[START EXERCISE DATA]

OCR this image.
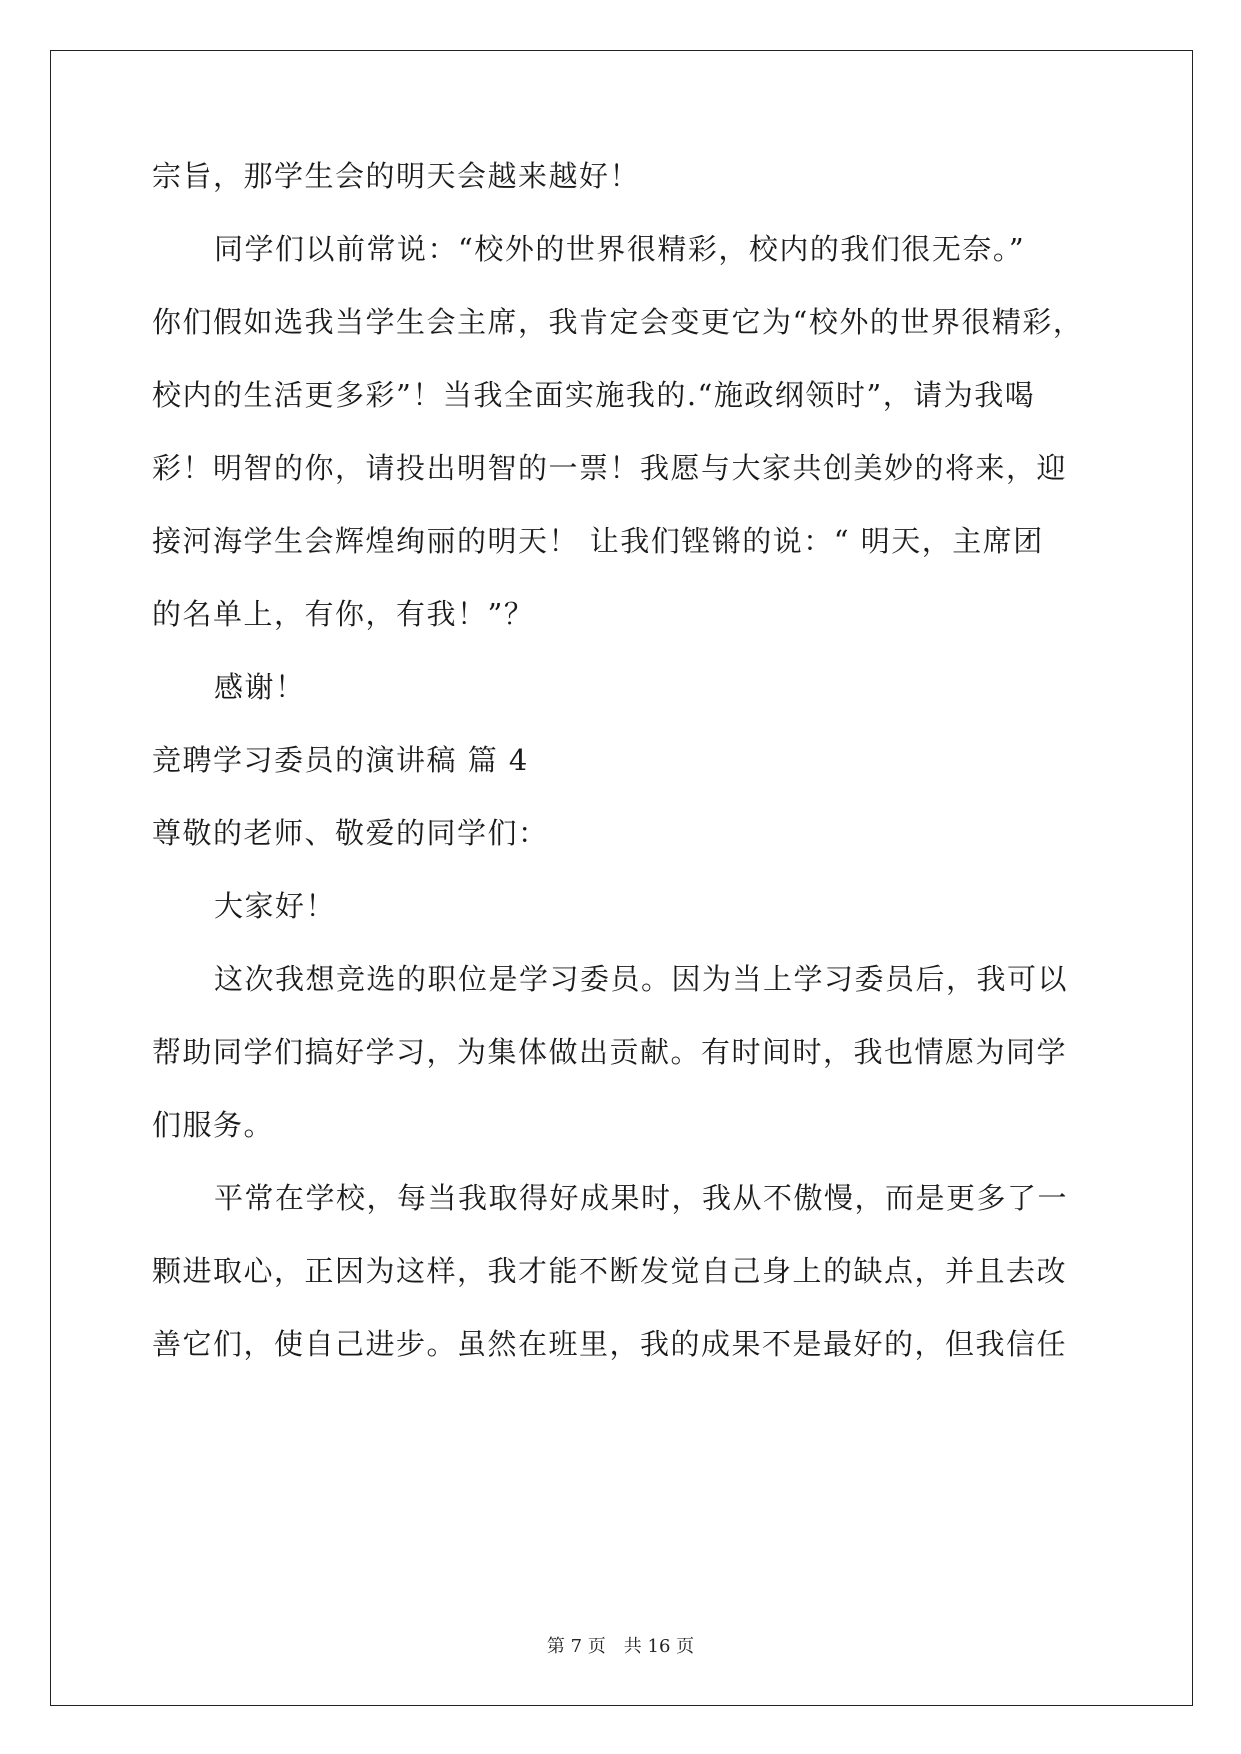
宗旨，那学生会的明天会越来越好！
同学们以前常说：“校外的世界很精彩，校内的我们很无奈。”
你们假如选我当学生会主席，我肯定会变更它为“校外的世界很精彩，
校内的生活更多彩”！当我全面实施我的.“施政纲领时”，请为我喝
彩！明智的你，请投出明智的一票！我愿与大家共创美妙的将来，迎
接河海学生会辉煌绚丽的明天！ 让我们铿锵的说：“ 明天，主席团
的名单上，有你，有我！”？
感谢！
竞聘学习委员的演讲稿 篇 4
尊敬的老师、敬爱的同学们：
大家好！
这次我想竞选的职位是学习委员。因为当上学习委员后，我可以
帮助同学们搞好学习，为集体做出贡献。有时间时，我也情愿为同学
们服务。
平常在学校，每当我取得好成果时，我从不傲慢，而是更多了一
颗进取心，正因为这样，我才能不断发觉自己身上的缺点，并且去改
善它们，使自己进步。虽然在班里，我的成果不是最好的，但我信任
第 7 页 共 16 页
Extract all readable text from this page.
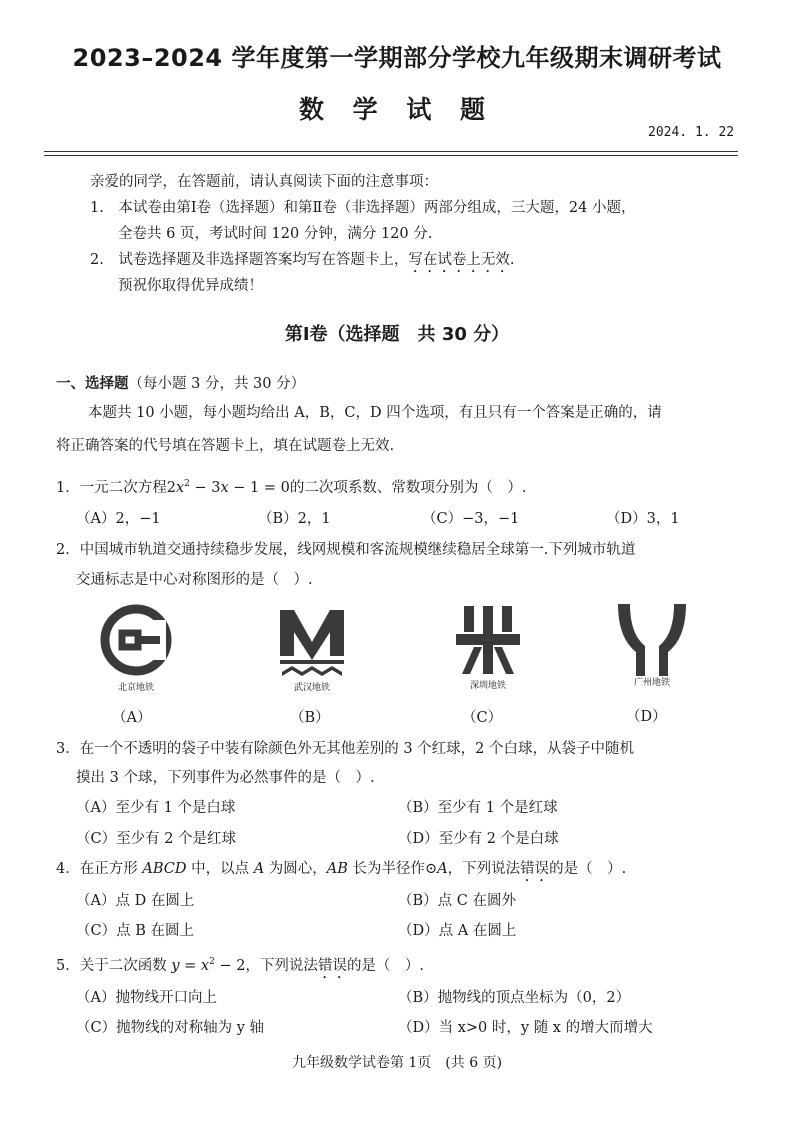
2023–2024 学年度第一学期部分学校九年级期末调研考试
数 学 试 题
2024. 1. 22
亲爱的同学，在答题前，请认真阅读下面的注意事项：
1.　本试卷由第Ⅰ卷（选择题）和第Ⅱ卷（非选择题）两部分组成，三大题，24 小题，
全卷共 6 页，考试时间 120 分钟，满分 120 分.
2.　试卷选择题及非选择题答案均写在答题卡上，写在试卷上无效.
预祝你取得优异成绩！
第Ⅰ卷（选择题　共 30 分）
一、选择题（每小题 3 分，共 30 分）
本题共 10 小题，每小题均给出 A，B，C，D 四个选项，有且只有一个答案是正确的，请
将正确答案的代号填在答题卡上，填在试题卷上无效.
1．一元二次方程$2x^2 - 3x - 1 = 0$的二次项系数、常数项分别为（　）.
（A）2，−1	（B）2，1	（C）−3，−1	（D）3，1
2．中国城市轨道交通持续稳步发展，线网规模和客流规模继续稳居全球第一.下列城市轨道
交通标志是中心对称图形的是（　）.
北京地铁	武汉地铁	深圳地铁	广州地铁
（A）	（B）	（C）	（D）
3．在一个不透明的袋子中装有除颜色外无其他差别的 3 个红球，2 个白球，从袋子中随机
摸出 3 个球，下列事件为必然事件的是（　）.
（A）至少有 1 个是白球	（B）至少有 1 个是红球
（C）至少有 2 个是红球	（D）至少有 2 个是白球
4．在正方形 ABCD 中，以点 A 为圆心，AB 长为半径作⊙A，下列说法错误的是（　）.
（A）点 D 在圆上	（B）点 C 在圆外
（C）点 B 在圆上	（D）点 A 在圆上
5．关于二次函数 $y = x^2 - 2$，下列说法错误的是（　）.
（A）抛物线开口向上	（B）抛物线的顶点坐标为（0，2）
（C）抛物线的对称轴为 y 轴	（D）当 x>0 时，y 随 x 的增大而增大
九年级数学试卷第 1页　(共 6 页)
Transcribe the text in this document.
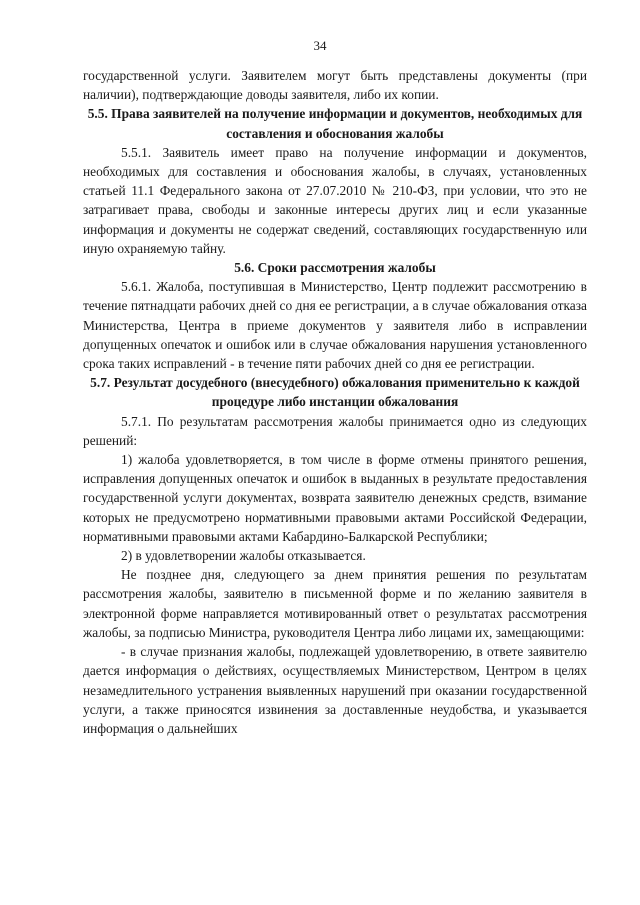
34

государственной услуги. Заявителем могут быть представлены документы (при наличии), подтверждающие доводы заявителя, либо их копии.

5.5. Права заявителей на получение информации и документов, необходимых для составления и обоснования жалобы

5.5.1. Заявитель имеет право на получение информации и документов, необходимых для составления и обоснования жалобы, в случаях, установленных статьей 11.1 Федерального закона от 27.07.2010 № 210-ФЗ, при условии, что это не затрагивает права, свободы и законные интересы других лиц и если указанные информация и документы не содержат сведений, составляющих государственную или иную охраняемую тайну.

5.6. Сроки рассмотрения жалобы

5.6.1. Жалоба, поступившая в Министерство, Центр подлежит рассмотрению в течение пятнадцати рабочих дней со дня ее регистрации, а в случае обжалования отказа Министерства, Центра в приеме документов у заявителя либо в исправлении допущенных опечаток и ошибок или в случае обжалования нарушения установленного срока таких исправлений - в течение пяти рабочих дней со дня ее регистрации.

5.7. Результат досудебного (внесудебного) обжалования применительно к каждой процедуре либо инстанции обжалования

5.7.1. По результатам рассмотрения жалобы принимается одно из следующих решений:

1) жалоба удовлетворяется, в том числе в форме отмены принятого решения, исправления допущенных опечаток и ошибок в выданных в результате предоставления государственной услуги документах, возврата заявителю денежных средств, взимание которых не предусмотрено нормативными правовыми актами Российской Федерации, нормативными правовыми актами Кабардино-Балкарской Республики;

2) в удовлетворении жалобы отказывается.

Не позднее дня, следующего за днем принятия решения по результатам рассмотрения жалобы, заявителю в письменной форме и по желанию заявителя в электронной форме направляется мотивированный ответ о результатах рассмотрения жалобы, за подписью Министра, руководителя Центра либо лицами их, замещающими:

- в случае признания жалобы, подлежащей удовлетворению, в ответе заявителю дается информация о действиях, осуществляемых Министерством, Центром в целях незамедлительного устранения выявленных нарушений при оказании государственной услуги, а также приносятся извинения за доставленные неудобства, и указывается информация о дальнейших
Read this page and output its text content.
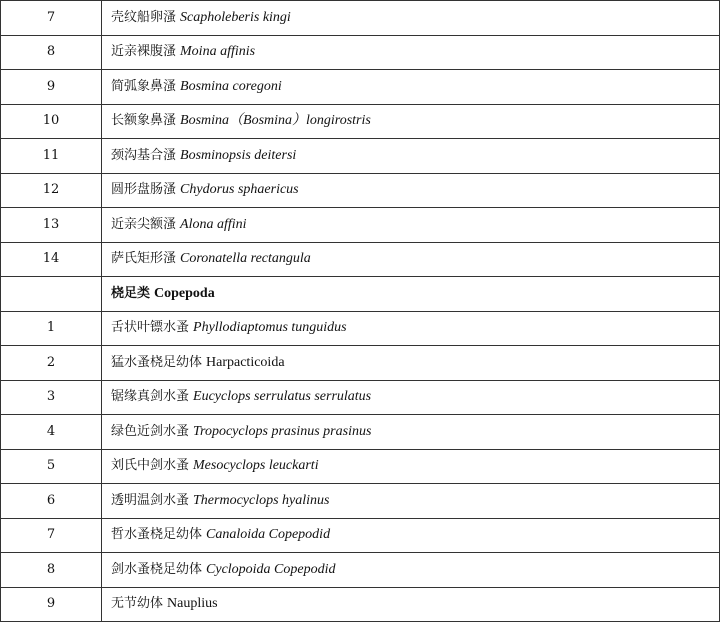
7	壳纹船卵溞 Scapholeberis kingi
8	近亲裸腹溞 Moina affinis
9	简弧象鼻溞 Bosmina coregoni
10	长额象鼻溞 Bosmina（Bosmina）longirostris
11	颈沟基合溞 Bosminopsis deitersi
12	圆形盘肠溞 Chydorus sphaericus
13	近亲尖额溞 Alona affini
14	萨氏矩形溞 Coronatella rectangula
	桡足类 Copepoda
1	舌状叶镖水蚤 Phyllodiaptomus tunguidus
2	猛水蚤桡足幼体 Harpacticoida
3	锯缘真剑水蚤 Eucyclops serrulatus serrulatus
4	绿色近剑水蚤 Tropocyclops prasinus prasinus
5	刘氏中剑水蚤 Mesocyclops leuckarti
6	透明温剑水蚤 Thermocyclops hyalinus
7	哲水蚤桡足幼体 Canaloida Copepodid
8	剑水蚤桡足幼体 Cyclopoida Copepodid
9	无节幼体 Nauplius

[END EXERCISE DATA]

> _WHAT YOU HAVE TO DO_
Reproduce every entry word for word, but omit the pictures.

> _RESULT FOR THIS TASK_
OCR this image.
宗旨，那学生会的明天会越来越好！
同学们以前常说：“校外的世界很精彩，校内的我们很无奈。”
你们假如选我当学生会主席，我肯定会变更它为“校外的世界很精彩，
校内的生活更多彩”！当我全面实施我的.“施政纲领时”，请为我喝
彩！明智的你，请投出明智的一票！我愿与大家共创美妙的将来，迎
接河海学生会辉煌绚丽的明天！ 让我们铿锵的说：“ 明天，主席团
的名单上，有你，有我！”？
感谢！
竞聘学习委员的演讲稿 篇 4
尊敬的老师、敬爱的同学们：
大家好！
这次我想竞选的职位是学习委员。因为当上学习委员后，我可以
帮助同学们搞好学习，为集体做出贡献。有时间时，我也情愿为同学
们服务。
平常在学校，每当我取得好成果时，我从不傲慢，而是更多了一
颗进取心，正因为这样，我才能不断发觉自己身上的缺点，并且去改
善它们，使自己进步。虽然在班里，我的成果不是最好的，但我信任
第 7 页 共 16 页
Extract all readable text from this page.
2023–2024 学年度第一学期部分学校九年级期末调研考试
数 学 试 题
2024. 1. 22
亲爱的同学，在答题前，请认真阅读下面的注意事项：
1.　本试卷由第Ⅰ卷（选择题）和第Ⅱ卷（非选择题）两部分组成，三大题，24 小题，
全卷共 6 页，考试时间 120 分钟，满分 120 分.
2.　试卷选择题及非选择题答案均写在答题卡上，写在试卷上无效.
预祝你取得优异成绩！
第Ⅰ卷（选择题　共 30 分）
一、选择题（每小题 3 分，共 30 分）
本题共 10 小题，每小题均给出 A，B，C，D 四个选项，有且只有一个答案是正确的，请
将正确答案的代号填在答题卡上，填在试题卷上无效.
1．一元二次方程$2x^2 - 3x - 1 = 0$的二次项系数、常数项分别为（　）.
（A）2，−1	（B）2，1	（C）−3，−1	（D）3，1
2．中国城市轨道交通持续稳步发展，线网规模和客流规模继续稳居全球第一.下列城市轨道
交通标志是中心对称图形的是（　）.
北京地铁	武汉地铁	深圳地铁	广州地铁
（A）	（B）	（C）	（D）
3．在一个不透明的袋子中装有除颜色外无其他差别的 3 个红球，2 个白球，从袋子中随机
摸出 3 个球，下列事件为必然事件的是（　）.
（A）至少有 1 个是白球	（B）至少有 1 个是红球
（C）至少有 2 个是红球	（D）至少有 2 个是白球
4．在正方形 ABCD 中，以点 A 为圆心，AB 长为半径作⊙A，下列说法错误的是（　）.
（A）点 D 在圆上	（B）点 C 在圆外
（C）点 B 在圆上	（D）点 A 在圆上
5．关于二次函数 $y = x^2 - 2$，下列说法错误的是（　）.
（A）抛物线开口向上	（B）抛物线的顶点坐标为（0，2）
（C）抛物线的对称轴为 y 轴	（D）当 x>0 时，y 随 x 的增大而增大
九年级数学试卷第 1页　(共 6 页)
Transcribe the text in this document.
34

государственной услуги. Заявителем могут быть представлены документы (при наличии), подтверждающие доводы заявителя, либо их копии.

5.5. Права заявителей на получение информации и документов, необходимых для составления и обоснования жалобы

5.5.1. Заявитель имеет право на получение информации и документов, необходимых для составления и обоснования жалобы, в случаях, установленных статьей 11.1 Федерального закона от 27.07.2010 № 210-ФЗ, при условии, что это не затрагивает права, свободы и законные интересы других лиц и если указанные информация и документы не содержат сведений, составляющих государственную или иную охраняемую тайну.

5.6. Сроки рассмотрения жалобы

5.6.1. Жалоба, поступившая в Министерство, Центр подлежит рассмотрению в течение пятнадцати рабочих дней со дня ее регистрации, а в случае обжалования отказа Министерства, Центра в приеме документов у заявителя либо в исправлении допущенных опечаток и ошибок или в случае обжалования нарушения установленного срока таких исправлений - в течение пяти рабочих дней со дня ее регистрации.

5.7. Результат досудебного (внесудебного) обжалования применительно к каждой процедуре либо инстанции обжалования

5.7.1. По результатам рассмотрения жалобы принимается одно из следующих решений:

1) жалоба удовлетворяется, в том числе в форме отмены принятого решения, исправления допущенных опечаток и ошибок в выданных в результате предоставления государственной услуги документах, возврата заявителю денежных средств, взимание которых не предусмотрено нормативными правовыми актами Российской Федерации, нормативными правовыми актами Кабардино-Балкарской Республики;

2) в удовлетворении жалобы отказывается.

Не позднее дня, следующего за днем принятия решения по результатам рассмотрения жалобы, заявителю в письменной форме и по желанию заявителя в электронной форме направляется мотивированный ответ о результатах рассмотрения жалобы, за подписью Министра, руководителя Центра либо лицами их, замещающими:

- в случае признания жалобы, подлежащей удовлетворению, в ответе заявителю дается информация о действиях, осуществляемых Министерством, Центром в целях незамедлительного устранения выявленных нарушений при оказании государственной услуги, а также приносятся извинения за доставленные неудобства, и указывается информация о дальнейших
Read this page and output its text content.
7	壳纹船卵溞 Scapholeberis kingi
8	近亲裸腹溞 Moina affinis
9	简弧象鼻溞 Bosmina coregoni
10	长额象鼻溞 Bosmina（Bosmina）longirostris
11	颈沟基合溞 Bosminopsis deitersi
12	圆形盘肠溞 Chydorus sphaericus
13	近亲尖额溞 Alona affini
14	萨氏矩形溞 Coronatella rectangula
	桡足类 Copepoda
1	舌状叶镖水蚤 Phyllodiaptomus tunguidus
2	猛水蚤桡足幼体 Harpacticoida
3	锯缘真剑水蚤 Eucyclops serrulatus serrulatus
4	绿色近剑水蚤 Tropocyclops prasinus prasinus
5	刘氏中剑水蚤 Mesocyclops leuckarti
6	透明温剑水蚤 Thermocyclops hyalinus
7	哲水蚤桡足幼体 Canaloida Copepodid
8	剑水蚤桡足幼体 Cyclopoida Copepodid
9	无节幼体 Nauplius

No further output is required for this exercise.